§ Problem to work on
Across the entries below, how many lines have the string "producen" in them? Reply with only the number.

"""

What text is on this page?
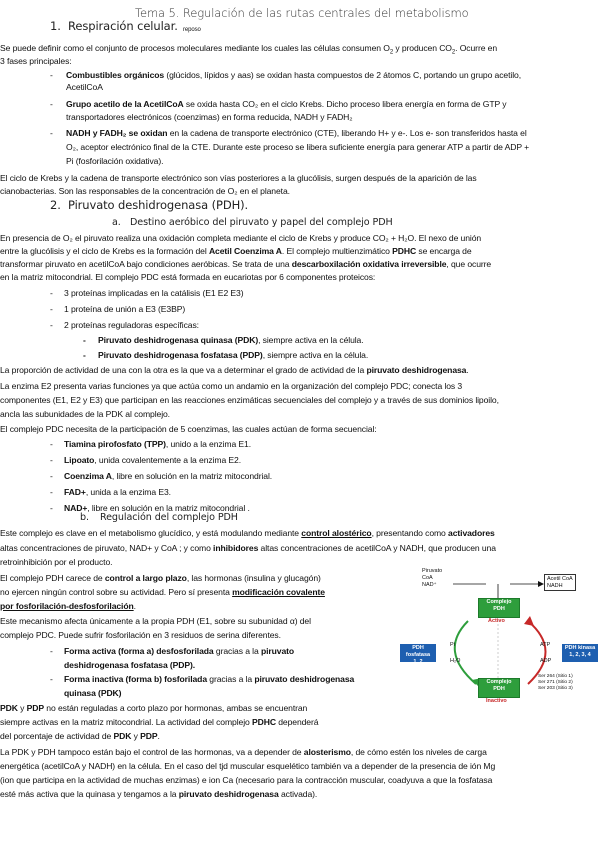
Tema 5. Regulación de las rutas centrales del metabolismo
1. Respiración celular. reposo
Se puede definir como el conjunto de procesos moleculares mediante los cuales las células consumen $O_2$ y producen $CO_2$. Ocurre en
3 fases principales:
- Combustibles orgánicos (glúcidos, lípidos y aas) se oxidan hasta compuestos de 2 átomos C, portando un grupo acetilo,
AcetilCoA
- Grupo acetilo de la AcetilCoA se oxida hasta CO₂ en el ciclo Krebs. Dicho proceso libera energía en forma de GTP y
transportadores electrónicos (coenzimas) en forma reducida, NADH y FADH₂
- NADH y FADH₂ se oxidan en la cadena de transporte electrónico (CTE), liberando H+ y e-. Los e- son transferidos hasta el
O₂, aceptor electrónico final de la CTE. Durante este proceso se libera suficiente energía para generar ATP a partir de ADP +
Pi (fosforilación oxidativa).
El ciclo de Krebs y la cadena de transporte electrónico son vías posteriores a la glucólisis, surgen después de la aparición de las
cianobacterias. Son las responsables de la concentración de O₂ en el planeta.
2. Piruvato deshidrogenasa (PDH).
a. Destino aeróbico del piruvato y papel del complejo PDH
En presencia de O₂ el piruvato realiza una oxidación completa mediante el ciclo de Krebs y produce CO₂ + H₂O. El nexo de unión
entre la glucólisis y el ciclo de Krebs es la formación del Acetil Coenzima A. El complejo multienzimático PDHC se encarga de
transformar piruvato en acetilCoA bajo condiciones aeróbicas. Se trata de una descarboxilación oxidativa irreversible, que ocurre
en la matriz mitocondrial. El complejo PDC está formada en eucariotas por 6 componentes proteicos:
- 3 proteínas implicadas en la catálisis (E1 E2 E3)
- 1 proteína de unión a E3 (E3BP)
- 2 proteínas reguladoras específicas:
- Piruvato deshidrogenasa quinasa (PDK), siempre activa en la célula.
- Piruvato deshidrogenasa fosfatasa (PDP), siempre activa en la célula.
La proporción de actividad de una con la otra es la que va a determinar el grado de actividad de la piruvato deshidrogenasa.
La enzima E2 presenta varias funciones ya que actúa como un andamio en la organización del complejo PDC; conecta los 3
componentes (E1, E2 y E3) que participan en las reacciones enzimáticas secuenciales del complejo y a través de sus dominios lipoilo,
ancla las subunidades de la PDK al complejo.
El complejo PDC necesita de la participación de 5 coenzimas, las cuales actúan de forma secuencial:
- Tiamina pirofosfato (TPP), unido a la enzima E1.
- Lipoato, unida covalentemente a la enzima E2.
- Coenzima A, libre en solución en la matriz mitocondrial.
- FAD+, unida a la enzima E3.
- NAD+, libre en solución en la matriz mitocondrial .
b. Regulación del complejo PDH
Este complejo es clave en el metabolismo glucídico, y está modulando mediante control alostérico, presentando como activadores
altas concentraciones de piruvato, NAD+ y CoA ; y como inhibidores altas concentraciones de acetilCoA y NADH, que producen una
retroinhibición por el producto.
El complejo PDH carece de control a largo plazo, las hormonas (insulina y glucagón)
no ejercen ningún control sobre su actividad. Pero sí presenta modificación covalente
por fosforilación-desfosforilación.
Este mecanismo afecta únicamente a la propia PDH (E1, sobre su subunidad α) del
complejo PDC. Puede sufrir fosforilación en 3 residuos de serina diferentes.
- Forma activa (forma a) desfosforilada gracias a la piruvato
deshidrogenasa fosfatasa (PDP).
- Forma inactiva (forma b) fosforilada gracias a la piruvato deshidrogenasa
quinasa (PDK)
PDK y PDP no están reguladas a corto plazo por hormonas, ambas se encuentran
siempre activas en la matriz mitocondrial. La actividad del complejo PDHC dependerá
del porcentaje de actividad de PDK y PDP.
La PDK y PDH tampoco están bajo el control de las hormonas, va a depender de alosterismo, de cómo estén los niveles de carga
energética (acetilCoA y NADH) en la célula. En el caso del tjd muscular esquelético también va a depender de la presencia de ión Mg
(ion que participa en la actividad de muchas enzimas) e ion Ca (necesario para la contracción muscular, coadyuva a que la fosfatasa
esté más activa que la quinasa y tengamos a la piruvato deshidrogenasa activada).
Piruvato
CoA
NAD⁺
Acetil CoA
NADH
Complejo
PDH
Activo
PDH fosfatasa
1, 2
PDH kinasa
1, 2, 3, 4
ATP
ADP
Pi
H₂O
Complejo
PDH
Inactivo
Ser 264 (Sitio 1)
Ser 271 (Sitio 2)
Ser 203 (Sitio 3)
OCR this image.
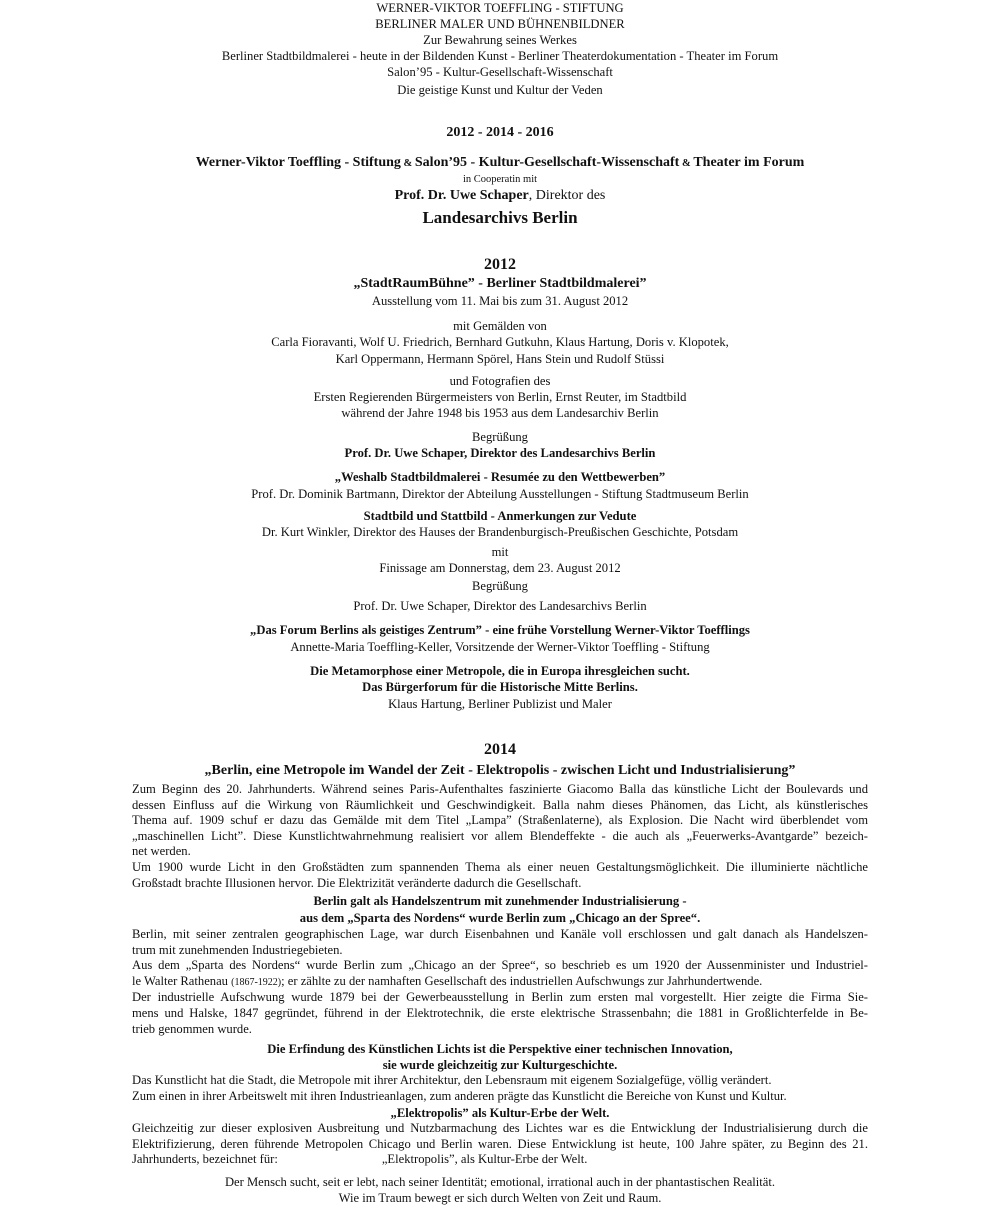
WERNER-VIKTOR TOEFFLING - STIFTUNG
BERLINER MALER UND BÜHNENBILDNER
Zur Bewahrung seines Werkes
Berliner Stadtbildmalerei - heute in der Bildenden Kunst - Berliner Theaterdokumentation - Theater im Forum
Salon’95 - Kultur-Gesellschaft-Wissenschaft
Die geistige Kunst und Kultur der Veden
2012 - 2014 - 2016
Werner-Viktor Toeffling - Stiftung & Salon’95 - Kultur-Gesellschaft-Wissenschaft & Theater im Forum
in Cooperatin mit
Prof. Dr. Uwe Schaper, Direktor des
Landesarchivs Berlin
2012
„StadtRaumBühne” - Berliner Stadtbildmalerei”
Ausstellung vom 11. Mai bis zum 31. August 2012
mit Gemälden von
Carla Fioravanti, Wolf U. Friedrich, Bernhard Gutkuhn, Klaus Hartung, Doris v. Klopotek,
Karl Oppermann, Hermann Spörel, Hans Stein und Rudolf Stüssi
und Fotografien des
Ersten Regierenden Bürgermeisters von Berlin, Ernst Reuter, im Stadtbild
während der Jahre 1948 bis 1953 aus dem Landesarchiv Berlin
Begrüßung
Prof. Dr. Uwe Schaper, Direktor des Landesarchivs Berlin
„Weshalb Stadtbildmalerei - Resumée zu den Wettbewerben”
Prof. Dr. Dominik Bartmann, Direktor der Abteilung Ausstellungen - Stiftung Stadtmuseum Berlin
Stadtbild und Stattbild - Anmerkungen zur Vedute
Dr. Kurt Winkler, Direktor des Hauses der Brandenburgisch-Preußischen Geschichte, Potsdam
mit
Finissage am Donnerstag, dem 23. August 2012
Begrüßung
Prof. Dr. Uwe Schaper, Direktor des Landesarchivs Berlin
„Das Forum Berlins als geistiges Zentrum” - eine frühe Vorstellung Werner-Viktor Toefflings
Annette-Maria Toeffling-Keller, Vorsitzende der Werner-Viktor Toeffling - Stiftung
Die Metamorphose einer Metropole, die in Europa ihresgleichen sucht.
Das Bürgerforum für die Historische Mitte Berlins.
Klaus Hartung, Berliner Publizist und Maler
2014
„Berlin, eine Metropole im Wandel der Zeit - Elektropolis - zwischen Licht und Industrialisierung”
Zum Beginn des 20. Jahrhunderts. Während seines Paris-Aufenthaltes faszinierte Giacomo Balla das künstliche Licht der Boulevards und
dessen Einfluss auf die Wirkung von Räumlichkeit und Geschwindigkeit. Balla nahm dieses Phänomen, das Licht, als künstlerisches
Thema auf. 1909 schuf er dazu das Gemälde mit dem Titel „Lampa” (Straßenlaterne), als Explosion. Die Nacht wird überblendet vom
„maschinellen Licht”. Diese Kunstlichtwahrnehmung realisiert vor allem Blendeffekte - die auch als „Feuerwerks-Avantgarde” bezeich-
net werden.
Um 1900 wurde Licht in den Großstädten zum spannenden Thema als einer neuen Gestaltungsmöglichkeit. Die illuminierte nächtliche
Großstadt brachte Illusionen hervor. Die Elektrizität veränderte dadurch die Gesellschaft.
Berlin galt als Handelszentrum mit zunehmender Industrialisierung -
aus dem „Sparta des Nordens“ wurde Berlin zum „Chicago an der Spree“.
Berlin, mit seiner zentralen geographischen Lage, war durch Eisenbahnen und Kanäle voll erschlossen und galt danach als Handelszen-
trum mit zunehmenden Industriegebieten.
Aus dem „Sparta des Nordens“ wurde Berlin zum „Chicago an der Spree“, so beschrieb es um 1920 der Aussenminister und Industriel-
le Walter Rathenau (1867-1922); er zählte zu der namhaften Gesellschaft des industriellen Aufschwungs zur Jahrhundertwende.
Der industrielle Aufschwung wurde 1879 bei der Gewerbeausstellung in Berlin zum ersten mal vorgestellt. Hier zeigte die Firma Sie-
mens und Halske, 1847 gegründet, führend in der Elektrotechnik, die erste elektrische Strassenbahn; die 1881 in Großlichterfelde in Be-
trieb genommen wurde.
Die Erfindung des Künstlichen Lichts ist die Perspektive einer technischen Innovation,
sie wurde gleichzeitig zur Kulturgeschichte.
Das Kunstlicht hat die Stadt, die Metropole mit ihrer Architektur, den Lebensraum mit eigenem Sozialgefüge, völlig verändert.
Zum einen in ihrer Arbeitswelt mit ihren Industrieanlagen, zum anderen prägte das Kunstlicht die Bereiche von Kunst und Kultur.
„Elektropolis” als Kultur-Erbe der Welt.
Gleichzeitig zur dieser explosiven Ausbreitung und Nutzbarmachung des Lichtes war es die Entwicklung der Industrialisierung durch die
Elektrifizierung, deren führende Metropolen Chicago und Berlin waren. Diese Entwicklung ist heute, 100 Jahre später, zu Beginn des 21.
Jahrhunderts, bezeichnet für:	„Elektropolis”, als Kultur-Erbe der Welt.
Der Mensch sucht, seit er lebt, nach seiner Identität; emotional, irrational auch in der phantastischen Realität.
Wie im Traum bewegt er sich durch Welten von Zeit und Raum.
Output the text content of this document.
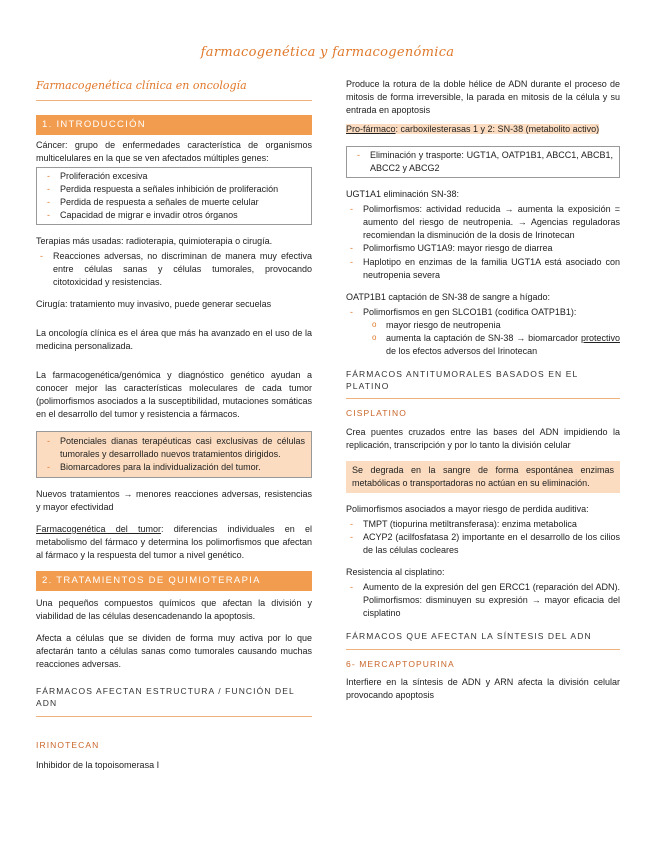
farmacogenética y farmacogenómica
Farmacogenética clínica en oncología
1. INTRODUCCIÓN

Cáncer: grupo de enfermedades característica de organismos multicelulares en la que se ven afectados múltiples genes:

- Proliferación excesiva
- Perdida respuesta a señales inhibición de proliferación
- Perdida de respuesta a señales de muerte celular
- Capacidad de migrar e invadir otros órganos

Terapias más usadas: radioterapia, quimioterapia o cirugía.

- Reacciones adversas, no discriminan de manera muy efectiva entre células sanas y células tumorales, provocando citotoxicidad y resistencias.

Cirugía: tratamiento muy invasivo, puede generar secuelas

La oncología clínica es el área que más ha avanzado en el uso de la medicina personalizada.

La farmacogenética/genómica y diagnóstico genético ayudan a conocer mejor las características moleculares de cada tumor (polimorfismos asociados a la susceptibilidad, mutaciones somáticas en el desarrollo del tumor y resistencia a fármacos.

- Potenciales dianas terapéuticas casi exclusivas de células tumorales y desarrollado nuevos tratamientos dirigidos.
- Biomarcadores para la individualización del tumor.

Nuevos tratamientos → menores reacciones adversas, resistencias y mayor efectividad

Farmacogenética del tumor: diferencias individuales en el metabolismo del fármaco y determina los polimorfismos que afectan al fármaco y la respuesta del tumor a nivel genético.

2. TRATAMIENTOS DE QUIMIOTERAPIA

Una pequeños compuestos químicos que afectan la división y viabilidad de las células desencadenando la apoptosis.

Afecta a células que se dividen de forma muy activa por lo que afectarán tanto a células sanas como tumorales causando muchas reacciones adversas.

FÁRMACOS AFECTAN ESTRUCTURA / FUNCIÓN DEL ADN
IRINOTECAN

Inhibidor de la topoisomerasa I

Produce la rotura de la doble hélice de ADN durante el proceso de mitosis de forma irreversible, la parada en mitosis de la célula y su entrada en apoptosis

Pro-fármaco: carboxilesterasas 1 y 2: SN-38 (metabolito activo)

- Eliminación y trasporte: UGT1A, OATP1B1, ABCC1, ABCB1, ABCC2 y ABCG2

UGT1A1 eliminación SN-38:

- Polimorfismos: actividad reducida → aumenta la exposición = aumento del riesgo de neutropenia. → Agencias reguladoras recomiendan la disminución de la dosis de Irinotecan
- Polimorfismo UGT1A9: mayor riesgo de diarrea
- Haplotipo en enzimas de la familia UGT1A está asociado con neutropenia severa

OATP1B1 captación de SN-38 de sangre a hígado:

- Polimorfismos en gen SLCO1B1 (codifica OATP1B1):
o mayor riesgo de neutropenia
o aumenta la captación de SN-38 → biomarcador protectivo de los efectos adversos del Irinotecan
FÁRMACOS ANTITUMORALES BASADOS EN EL PLATINO
CISPLATINO

Crea puentes cruzados entre las bases del ADN impidiendo la replicación, transcripción y por lo tanto la división celular

Se degrada en la sangre de forma espontánea enzimas metabólicas o transportadoras no actúan en su eliminación.

Polimorfismos asociados a mayor riesgo de perdida auditiva:

- TMPT (tiopurina metiltransferasa): enzima metabolica
- ACYP2 (acilfosfatasa 2) importante en el desarrollo de los cilios de las células cocleares

Resistencia al cisplatino:

- Aumento de la expresión del gen ERCC1 (reparación del ADN). Polimorfismos: disminuyen su expresión → mayor eficacia del cisplatino
FÁRMACOS QUE AFECTAN LA SÍNTESIS DEL ADN
6- MERCAPTOPURINA

Interfiere en la síntesis de ADN y ARN afecta la división celular provocando apoptosis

"""

§ Worked solution
2